Record list:
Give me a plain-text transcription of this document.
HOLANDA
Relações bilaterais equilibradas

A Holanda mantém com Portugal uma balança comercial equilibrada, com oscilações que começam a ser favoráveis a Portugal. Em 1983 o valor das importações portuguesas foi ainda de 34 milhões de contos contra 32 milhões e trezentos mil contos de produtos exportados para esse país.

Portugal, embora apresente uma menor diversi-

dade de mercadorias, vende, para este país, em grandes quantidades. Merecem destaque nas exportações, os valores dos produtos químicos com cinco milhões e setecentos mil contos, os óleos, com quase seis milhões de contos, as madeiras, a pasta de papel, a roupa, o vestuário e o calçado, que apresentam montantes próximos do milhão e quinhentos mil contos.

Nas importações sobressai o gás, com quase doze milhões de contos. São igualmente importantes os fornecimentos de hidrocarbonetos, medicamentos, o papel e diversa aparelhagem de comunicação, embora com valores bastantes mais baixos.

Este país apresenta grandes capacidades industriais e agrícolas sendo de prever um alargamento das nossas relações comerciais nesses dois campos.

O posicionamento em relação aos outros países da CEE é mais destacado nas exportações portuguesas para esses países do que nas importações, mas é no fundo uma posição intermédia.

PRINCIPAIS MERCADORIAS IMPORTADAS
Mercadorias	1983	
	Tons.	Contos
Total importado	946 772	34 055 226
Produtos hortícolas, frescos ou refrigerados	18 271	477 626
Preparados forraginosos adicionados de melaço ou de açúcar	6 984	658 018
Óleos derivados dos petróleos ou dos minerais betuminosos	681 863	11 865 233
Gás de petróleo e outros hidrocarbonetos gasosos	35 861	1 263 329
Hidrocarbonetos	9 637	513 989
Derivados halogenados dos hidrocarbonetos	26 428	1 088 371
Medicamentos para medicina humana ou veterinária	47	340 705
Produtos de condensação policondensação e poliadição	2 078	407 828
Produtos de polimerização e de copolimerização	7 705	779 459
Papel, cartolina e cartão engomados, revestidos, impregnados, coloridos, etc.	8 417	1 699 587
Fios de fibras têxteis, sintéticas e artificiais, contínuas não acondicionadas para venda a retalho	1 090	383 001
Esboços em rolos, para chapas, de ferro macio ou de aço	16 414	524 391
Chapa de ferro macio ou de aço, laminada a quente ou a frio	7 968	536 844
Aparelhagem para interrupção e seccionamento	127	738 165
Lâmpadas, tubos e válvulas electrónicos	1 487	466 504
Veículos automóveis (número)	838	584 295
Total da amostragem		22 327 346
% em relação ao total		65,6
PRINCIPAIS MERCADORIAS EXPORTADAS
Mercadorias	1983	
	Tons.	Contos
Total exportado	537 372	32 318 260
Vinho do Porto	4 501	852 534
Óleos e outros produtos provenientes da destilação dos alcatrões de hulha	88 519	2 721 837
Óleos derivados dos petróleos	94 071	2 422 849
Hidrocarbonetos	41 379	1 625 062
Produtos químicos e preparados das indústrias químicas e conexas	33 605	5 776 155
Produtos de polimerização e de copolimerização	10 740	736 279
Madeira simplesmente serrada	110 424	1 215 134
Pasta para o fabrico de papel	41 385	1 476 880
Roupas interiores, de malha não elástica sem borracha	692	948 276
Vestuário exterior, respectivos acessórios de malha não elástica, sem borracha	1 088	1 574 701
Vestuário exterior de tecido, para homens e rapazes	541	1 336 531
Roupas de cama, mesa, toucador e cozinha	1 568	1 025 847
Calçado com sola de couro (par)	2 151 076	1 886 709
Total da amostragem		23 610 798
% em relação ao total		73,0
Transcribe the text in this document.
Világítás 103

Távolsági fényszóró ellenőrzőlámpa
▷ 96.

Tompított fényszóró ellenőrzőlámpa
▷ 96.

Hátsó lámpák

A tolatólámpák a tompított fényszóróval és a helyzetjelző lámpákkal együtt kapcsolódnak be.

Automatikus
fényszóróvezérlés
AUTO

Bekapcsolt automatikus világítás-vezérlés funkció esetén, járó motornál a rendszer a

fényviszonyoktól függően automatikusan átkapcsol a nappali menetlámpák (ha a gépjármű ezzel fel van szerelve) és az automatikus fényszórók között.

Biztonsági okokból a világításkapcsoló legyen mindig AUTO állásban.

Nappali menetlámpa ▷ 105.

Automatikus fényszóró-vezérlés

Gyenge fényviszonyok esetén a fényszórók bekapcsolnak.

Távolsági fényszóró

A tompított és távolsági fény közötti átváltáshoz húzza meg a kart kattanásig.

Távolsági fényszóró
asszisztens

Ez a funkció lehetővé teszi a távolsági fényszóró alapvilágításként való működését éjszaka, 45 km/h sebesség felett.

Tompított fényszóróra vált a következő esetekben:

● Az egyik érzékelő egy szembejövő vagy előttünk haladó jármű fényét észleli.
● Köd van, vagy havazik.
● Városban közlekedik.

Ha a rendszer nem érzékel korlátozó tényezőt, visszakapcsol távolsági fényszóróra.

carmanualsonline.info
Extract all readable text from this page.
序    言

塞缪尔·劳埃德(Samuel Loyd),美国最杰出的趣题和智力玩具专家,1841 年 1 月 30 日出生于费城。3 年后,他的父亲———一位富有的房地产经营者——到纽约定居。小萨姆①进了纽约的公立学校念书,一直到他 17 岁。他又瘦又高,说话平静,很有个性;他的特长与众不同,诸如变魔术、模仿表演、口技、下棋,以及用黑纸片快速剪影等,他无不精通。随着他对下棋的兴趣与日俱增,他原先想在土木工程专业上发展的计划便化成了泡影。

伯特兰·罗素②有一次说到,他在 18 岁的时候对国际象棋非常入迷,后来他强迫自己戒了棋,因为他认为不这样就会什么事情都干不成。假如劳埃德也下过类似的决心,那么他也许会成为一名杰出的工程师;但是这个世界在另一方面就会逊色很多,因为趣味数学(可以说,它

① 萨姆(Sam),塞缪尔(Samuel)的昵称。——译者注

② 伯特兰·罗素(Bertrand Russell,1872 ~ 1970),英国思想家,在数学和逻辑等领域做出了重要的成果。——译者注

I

Task: Please quote every record above exactly as it appears.

Expected answer:
Give me a plain-text transcription of this document.
HOLANDA
Relações bilaterais equilibradas

A Holanda mantém com Portugal uma balança comercial equilibrada, com oscilações que começam a ser favoráveis a Portugal. Em 1983 o valor das importações portuguesas foi ainda de 34 milhões de contos contra 32 milhões e trezentos mil contos de produtos exportados para esse país.

Portugal, embora apresente uma menor diversi-

dade de mercadorias, vende, para este país, em grandes quantidades. Merecem destaque nas exportações, os valores dos produtos químicos com cinco milhões e setecentos mil contos, os óleos, com quase seis milhões de contos, as madeiras, a pasta de papel, a roupa, o vestuário e o calçado, que apresentam montantes próximos do milhão e quinhentos mil contos.

Nas importações sobressai o gás, com quase doze milhões de contos. São igualmente importantes os fornecimentos de hidrocarbonetos, medicamentos, o papel e diversa aparelhagem de comunicação, embora com valores bastantes mais baixos.

Este país apresenta grandes capacidades industriais e agrícolas sendo de prever um alargamento das nossas relações comerciais nesses dois campos.

O posicionamento em relação aos outros países da CEE é mais destacado nas exportações portuguesas para esses países do que nas importações, mas é no fundo uma posição intermédia.

PRINCIPAIS MERCADORIAS IMPORTADAS
Mercadorias	1983	
	Tons.	Contos
Total importado	946 772	34 055 226
Produtos hortícolas, frescos ou refrigerados	18 271	477 626
Preparados forraginosos adicionados de melaço ou de açúcar	6 984	658 018
Óleos derivados dos petróleos ou dos minerais betuminosos	681 863	11 865 233
Gás de petróleo e outros hidrocarbonetos gasosos	35 861	1 263 329
Hidrocarbonetos	9 637	513 989
Derivados halogenados dos hidrocarbonetos	26 428	1 088 371
Medicamentos para medicina humana ou veterinária	47	340 705
Produtos de condensação policondensação e poliadição	2 078	407 828
Produtos de polimerização e de copolimerização	7 705	779 459
Papel, cartolina e cartão engomados, revestidos, impregnados, coloridos, etc.	8 417	1 699 587
Fios de fibras têxteis, sintéticas e artificiais, contínuas não acondicionadas para venda a retalho	1 090	383 001
Esboços em rolos, para chapas, de ferro macio ou de aço	16 414	524 391
Chapa de ferro macio ou de aço, laminada a quente ou a frio	7 968	536 844
Aparelhagem para interrupção e seccionamento	127	738 165
Lâmpadas, tubos e válvulas electrónicos	1 487	466 504
Veículos automóveis (número)	838	584 295
Total da amostragem		22 327 346
% em relação ao total		65,6
PRINCIPAIS MERCADORIAS EXPORTADAS
Mercadorias	1983	
	Tons.	Contos
Total exportado	537 372	32 318 260
Vinho do Porto	4 501	852 534
Óleos e outros produtos provenientes da destilação dos alcatrões de hulha	88 519	2 721 837
Óleos derivados dos petróleos	94 071	2 422 849
Hidrocarbonetos	41 379	1 625 062
Produtos químicos e preparados das indústrias químicas e conexas	33 605	5 776 155
Produtos de polimerização e de copolimerização	10 740	736 279
Madeira simplesmente serrada	110 424	1 215 134
Pasta para o fabrico de papel	41 385	1 476 880
Roupas interiores, de malha não elástica sem borracha	692	948 276
Vestuário exterior, respectivos acessórios de malha não elástica, sem borracha	1 088	1 574 701
Vestuário exterior de tecido, para homens e rapazes	541	1 336 531
Roupas de cama, mesa, toucador e cozinha	1 568	1 025 847
Calçado com sola de couro (par)	2 151 076	1 886 709
Total da amostragem		23 610 798
% em relação ao total		73,0
Transcribe the text in this document.
Világítás 103

Távolsági fényszóró ellenőrzőlámpa
▷ 96.

Tompított fényszóró ellenőrzőlámpa
▷ 96.

Hátsó lámpák

A tolatólámpák a tompított fényszóróval és a helyzetjelző lámpákkal együtt kapcsolódnak be.

Automatikus
fényszóróvezérlés
AUTO

Bekapcsolt automatikus világítás-vezérlés funkció esetén, járó motornál a rendszer a

fényviszonyoktól függően automatikusan átkapcsol a nappali menetlámpák (ha a gépjármű ezzel fel van szerelve) és az automatikus fényszórók között.

Biztonsági okokból a világításkapcsoló legyen mindig AUTO állásban.

Nappali menetlámpa ▷ 105.

Automatikus fényszóró-vezérlés

Gyenge fényviszonyok esetén a fényszórók bekapcsolnak.

Távolsági fényszóró

A tompított és távolsági fény közötti átváltáshoz húzza meg a kart kattanásig.

Távolsági fényszóró
asszisztens

Ez a funkció lehetővé teszi a távolsági fényszóró alapvilágításként való működését éjszaka, 45 km/h sebesség felett.

Tompított fényszóróra vált a következő esetekben:

● Az egyik érzékelő egy szembejövő vagy előttünk haladó jármű fényét észleli.
● Köd van, vagy havazik.
● Városban közlekedik.

Ha a rendszer nem érzékel korlátozó tényezőt, visszakapcsol távolsági fényszóróra.

carmanualsonline.info
Extract all readable text from this page.
序    言

塞缪尔·劳埃德(Samuel Loyd),美国最杰出的趣题和智力玩具专家,1841 年 1 月 30 日出生于费城。3 年后,他的父亲———一位富有的房地产经营者——到纽约定居。小萨姆①进了纽约的公立学校念书,一直到他 17 岁。他又瘦又高,说话平静,很有个性;他的特长与众不同,诸如变魔术、模仿表演、口技、下棋,以及用黑纸片快速剪影等,他无不精通。随着他对下棋的兴趣与日俱增,他原先想在土木工程专业上发展的计划便化成了泡影。

伯特兰·罗素②有一次说到,他在 18 岁的时候对国际象棋非常入迷,后来他强迫自己戒了棋,因为他认为不这样就会什么事情都干不成。假如劳埃德也下过类似的决心,那么他也许会成为一名杰出的工程师;但是这个世界在另一方面就会逊色很多,因为趣味数学(可以说,它

① 萨姆(Sam),塞缪尔(Samuel)的昵称。——译者注

② 伯特兰·罗素(Bertrand Russell,1872 ~ 1970),英国思想家,在数学和逻辑等领域做出了重要的成果。——译者注

I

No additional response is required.